-- Start Dataset entries --

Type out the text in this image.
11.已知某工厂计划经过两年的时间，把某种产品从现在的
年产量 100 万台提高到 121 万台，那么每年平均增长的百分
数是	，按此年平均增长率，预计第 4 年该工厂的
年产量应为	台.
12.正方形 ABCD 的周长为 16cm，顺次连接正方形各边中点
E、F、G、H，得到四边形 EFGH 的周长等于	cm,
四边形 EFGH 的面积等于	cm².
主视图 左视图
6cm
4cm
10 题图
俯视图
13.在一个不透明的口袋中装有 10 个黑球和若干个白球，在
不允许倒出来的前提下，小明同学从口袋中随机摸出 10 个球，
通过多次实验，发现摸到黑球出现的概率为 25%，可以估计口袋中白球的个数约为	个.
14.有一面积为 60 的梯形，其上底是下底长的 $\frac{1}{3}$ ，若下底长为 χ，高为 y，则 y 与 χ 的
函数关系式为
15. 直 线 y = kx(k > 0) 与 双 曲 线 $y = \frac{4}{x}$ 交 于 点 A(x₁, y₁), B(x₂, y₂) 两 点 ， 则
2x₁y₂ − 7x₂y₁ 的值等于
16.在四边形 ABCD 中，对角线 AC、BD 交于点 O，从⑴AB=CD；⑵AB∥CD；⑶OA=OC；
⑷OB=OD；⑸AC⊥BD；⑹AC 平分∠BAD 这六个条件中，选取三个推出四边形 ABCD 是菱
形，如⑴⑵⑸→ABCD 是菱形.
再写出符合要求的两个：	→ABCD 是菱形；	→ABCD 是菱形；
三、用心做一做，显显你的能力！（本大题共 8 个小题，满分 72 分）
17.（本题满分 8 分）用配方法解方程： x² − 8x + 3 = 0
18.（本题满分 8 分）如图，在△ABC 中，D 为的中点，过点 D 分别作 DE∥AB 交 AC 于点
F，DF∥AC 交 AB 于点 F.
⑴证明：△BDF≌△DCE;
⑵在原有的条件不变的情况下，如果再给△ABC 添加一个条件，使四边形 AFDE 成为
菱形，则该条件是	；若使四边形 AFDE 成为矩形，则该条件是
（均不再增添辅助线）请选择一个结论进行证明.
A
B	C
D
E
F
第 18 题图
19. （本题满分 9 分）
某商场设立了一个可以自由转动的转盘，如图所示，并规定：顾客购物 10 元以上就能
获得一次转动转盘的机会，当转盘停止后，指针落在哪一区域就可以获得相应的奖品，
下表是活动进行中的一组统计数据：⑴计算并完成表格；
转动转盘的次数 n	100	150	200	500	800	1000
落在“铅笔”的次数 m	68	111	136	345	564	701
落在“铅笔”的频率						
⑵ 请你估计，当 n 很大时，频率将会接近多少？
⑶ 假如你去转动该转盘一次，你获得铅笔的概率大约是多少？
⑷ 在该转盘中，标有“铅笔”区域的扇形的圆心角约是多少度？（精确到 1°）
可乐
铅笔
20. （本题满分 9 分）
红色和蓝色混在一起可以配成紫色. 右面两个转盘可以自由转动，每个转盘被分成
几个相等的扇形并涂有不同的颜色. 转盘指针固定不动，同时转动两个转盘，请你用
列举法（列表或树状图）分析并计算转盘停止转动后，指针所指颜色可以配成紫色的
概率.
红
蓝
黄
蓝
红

-- End Dataset entries --

■ **Directive**
Your task is to repeat every line exactly.

■ **The reply**
Type out the text in this image.
11.已知某工厂计划经过两年的时间，把某种产品从现在的
年产量 100 万台提高到 121 万台，那么每年平均增长的百分
数是	，按此年平均增长率，预计第 4 年该工厂的
年产量应为	台.
12.正方形 ABCD 的周长为 16cm，顺次连接正方形各边中点
E、F、G、H，得到四边形 EFGH 的周长等于	cm,
四边形 EFGH 的面积等于	cm².
主视图 左视图
6cm
4cm
10 题图
俯视图
13.在一个不透明的口袋中装有 10 个黑球和若干个白球，在
不允许倒出来的前提下，小明同学从口袋中随机摸出 10 个球，
通过多次实验，发现摸到黑球出现的概率为 25%，可以估计口袋中白球的个数约为	个.
14.有一面积为 60 的梯形，其上底是下底长的 $\frac{1}{3}$ ，若下底长为 χ，高为 y，则 y 与 χ 的
函数关系式为
15. 直 线 y = kx(k > 0) 与 双 曲 线 $y = \frac{4}{x}$ 交 于 点 A(x₁, y₁), B(x₂, y₂) 两 点 ， 则
2x₁y₂ − 7x₂y₁ 的值等于
16.在四边形 ABCD 中，对角线 AC、BD 交于点 O，从⑴AB=CD；⑵AB∥CD；⑶OA=OC；
⑷OB=OD；⑸AC⊥BD；⑹AC 平分∠BAD 这六个条件中，选取三个推出四边形 ABCD 是菱
形，如⑴⑵⑸→ABCD 是菱形.
再写出符合要求的两个：	→ABCD 是菱形；	→ABCD 是菱形；
三、用心做一做，显显你的能力！（本大题共 8 个小题，满分 72 分）
17.（本题满分 8 分）用配方法解方程： x² − 8x + 3 = 0
18.（本题满分 8 分）如图，在△ABC 中，D 为的中点，过点 D 分别作 DE∥AB 交 AC 于点
F，DF∥AC 交 AB 于点 F.
⑴证明：△BDF≌△DCE;
⑵在原有的条件不变的情况下，如果再给△ABC 添加一个条件，使四边形 AFDE 成为
菱形，则该条件是	；若使四边形 AFDE 成为矩形，则该条件是
（均不再增添辅助线）请选择一个结论进行证明.
A
B	C
D
E
F
第 18 题图
19. （本题满分 9 分）
某商场设立了一个可以自由转动的转盘，如图所示，并规定：顾客购物 10 元以上就能
获得一次转动转盘的机会，当转盘停止后，指针落在哪一区域就可以获得相应的奖品，
下表是活动进行中的一组统计数据：⑴计算并完成表格；
转动转盘的次数 n	100	150	200	500	800	1000
落在“铅笔”的次数 m	68	111	136	345	564	701
落在“铅笔”的频率						
⑵ 请你估计，当 n 很大时，频率将会接近多少？
⑶ 假如你去转动该转盘一次，你获得铅笔的概率大约是多少？
⑷ 在该转盘中，标有“铅笔”区域的扇形的圆心角约是多少度？（精确到 1°）
可乐
铅笔
20. （本题满分 9 分）
红色和蓝色混在一起可以配成紫色. 右面两个转盘可以自由转动，每个转盘被分成
几个相等的扇形并涂有不同的颜色. 转盘指针固定不动，同时转动两个转盘，请你用
列举法（列表或树状图）分析并计算转盘停止转动后，指针所指颜色可以配成紫色的
概率.
红
蓝
黄
蓝
红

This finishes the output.